▶ **Exercise**
Retype the material in full, keeping every word the same.

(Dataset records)
::::::::

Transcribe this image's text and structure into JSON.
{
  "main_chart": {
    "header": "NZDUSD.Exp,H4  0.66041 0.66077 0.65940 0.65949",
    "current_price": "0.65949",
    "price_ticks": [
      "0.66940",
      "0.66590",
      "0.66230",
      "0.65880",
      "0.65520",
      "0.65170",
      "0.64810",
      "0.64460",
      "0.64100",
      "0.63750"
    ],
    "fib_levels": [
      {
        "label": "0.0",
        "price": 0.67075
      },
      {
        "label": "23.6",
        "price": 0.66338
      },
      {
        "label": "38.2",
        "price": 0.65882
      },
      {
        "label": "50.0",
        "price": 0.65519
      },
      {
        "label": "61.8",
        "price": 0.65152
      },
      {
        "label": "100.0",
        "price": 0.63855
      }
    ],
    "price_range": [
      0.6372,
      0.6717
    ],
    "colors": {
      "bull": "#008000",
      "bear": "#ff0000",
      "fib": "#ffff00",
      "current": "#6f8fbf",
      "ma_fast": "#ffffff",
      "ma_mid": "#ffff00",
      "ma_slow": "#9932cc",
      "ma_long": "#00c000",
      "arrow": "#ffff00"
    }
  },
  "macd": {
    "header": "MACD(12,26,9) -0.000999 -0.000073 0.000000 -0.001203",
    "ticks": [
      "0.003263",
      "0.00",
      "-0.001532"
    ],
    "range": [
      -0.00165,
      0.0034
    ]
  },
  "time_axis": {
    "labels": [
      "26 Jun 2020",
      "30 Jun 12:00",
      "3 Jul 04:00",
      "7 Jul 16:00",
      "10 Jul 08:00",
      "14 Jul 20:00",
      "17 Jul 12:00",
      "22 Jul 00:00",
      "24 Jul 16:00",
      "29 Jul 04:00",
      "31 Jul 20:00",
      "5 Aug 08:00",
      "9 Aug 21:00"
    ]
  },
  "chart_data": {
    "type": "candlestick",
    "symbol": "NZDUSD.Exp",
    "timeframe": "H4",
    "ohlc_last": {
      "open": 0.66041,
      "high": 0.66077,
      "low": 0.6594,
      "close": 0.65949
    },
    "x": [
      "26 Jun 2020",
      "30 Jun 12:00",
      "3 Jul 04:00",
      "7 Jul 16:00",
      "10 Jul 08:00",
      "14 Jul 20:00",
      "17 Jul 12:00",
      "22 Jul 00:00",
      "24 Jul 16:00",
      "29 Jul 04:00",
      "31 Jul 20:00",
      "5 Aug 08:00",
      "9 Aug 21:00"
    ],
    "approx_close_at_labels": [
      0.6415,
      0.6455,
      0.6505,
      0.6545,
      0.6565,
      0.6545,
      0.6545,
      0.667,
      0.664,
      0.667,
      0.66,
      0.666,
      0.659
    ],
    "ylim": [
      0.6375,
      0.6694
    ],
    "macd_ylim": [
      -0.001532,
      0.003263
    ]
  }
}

::::::::

▶ **Exercise response**
Transcribe this image's text and structure into JSON.
{
  "main_chart": {
    "header": "NZDUSD.Exp,H4  0.66041 0.66077 0.65940 0.65949",
    "current_price": "0.65949",
    "price_ticks": [
      "0.66940",
      "0.66590",
      "0.66230",
      "0.65880",
      "0.65520",
      "0.65170",
      "0.64810",
      "0.64460",
      "0.64100",
      "0.63750"
    ],
    "fib_levels": [
      {
        "label": "0.0",
        "price": 0.67075
      },
      {
        "label": "23.6",
        "price": 0.66338
      },
      {
        "label": "38.2",
        "price": 0.65882
      },
      {
        "label": "50.0",
        "price": 0.65519
      },
      {
        "label": "61.8",
        "price": 0.65152
      },
      {
        "label": "100.0",
        "price": 0.63855
      }
    ],
    "price_range": [
      0.6372,
      0.6717
    ],
    "colors": {
      "bull": "#008000",
      "bear": "#ff0000",
      "fib": "#ffff00",
      "current": "#6f8fbf",
      "ma_fast": "#ffffff",
      "ma_mid": "#ffff00",
      "ma_slow": "#9932cc",
      "ma_long": "#00c000",
      "arrow": "#ffff00"
    }
  },
  "macd": {
    "header": "MACD(12,26,9) -0.000999 -0.000073 0.000000 -0.001203",
    "ticks": [
      "0.003263",
      "0.00",
      "-0.001532"
    ],
    "range": [
      -0.00165,
      0.0034
    ]
  },
  "time_axis": {
    "labels": [
      "26 Jun 2020",
      "30 Jun 12:00",
      "3 Jul 04:00",
      "7 Jul 16:00",
      "10 Jul 08:00",
      "14 Jul 20:00",
      "17 Jul 12:00",
      "22 Jul 00:00",
      "24 Jul 16:00",
      "29 Jul 04:00",
      "31 Jul 20:00",
      "5 Aug 08:00",
      "9 Aug 21:00"
    ]
  },
  "chart_data": {
    "type": "candlestick",
    "symbol": "NZDUSD.Exp",
    "timeframe": "H4",
    "ohlc_last": {
      "open": 0.66041,
      "high": 0.66077,
      "low": 0.6594,
      "close": 0.65949
    },
    "x": [
      "26 Jun 2020",
      "30 Jun 12:00",
      "3 Jul 04:00",
      "7 Jul 16:00",
      "10 Jul 08:00",
      "14 Jul 20:00",
      "17 Jul 12:00",
      "22 Jul 00:00",
      "24 Jul 16:00",
      "29 Jul 04:00",
      "31 Jul 20:00",
      "5 Aug 08:00",
      "9 Aug 21:00"
    ],
    "approx_close_at_labels": [
      0.6415,
      0.6455,
      0.6505,
      0.6545,
      0.6565,
      0.6545,
      0.6545,
      0.667,
      0.664,
      0.667,
      0.66,
      0.666,
      0.659
    ],
    "ylim": [
      0.6375,
      0.6694
    ],
    "macd_ylim": [
      -0.001532,
      0.003263
    ]
  }
}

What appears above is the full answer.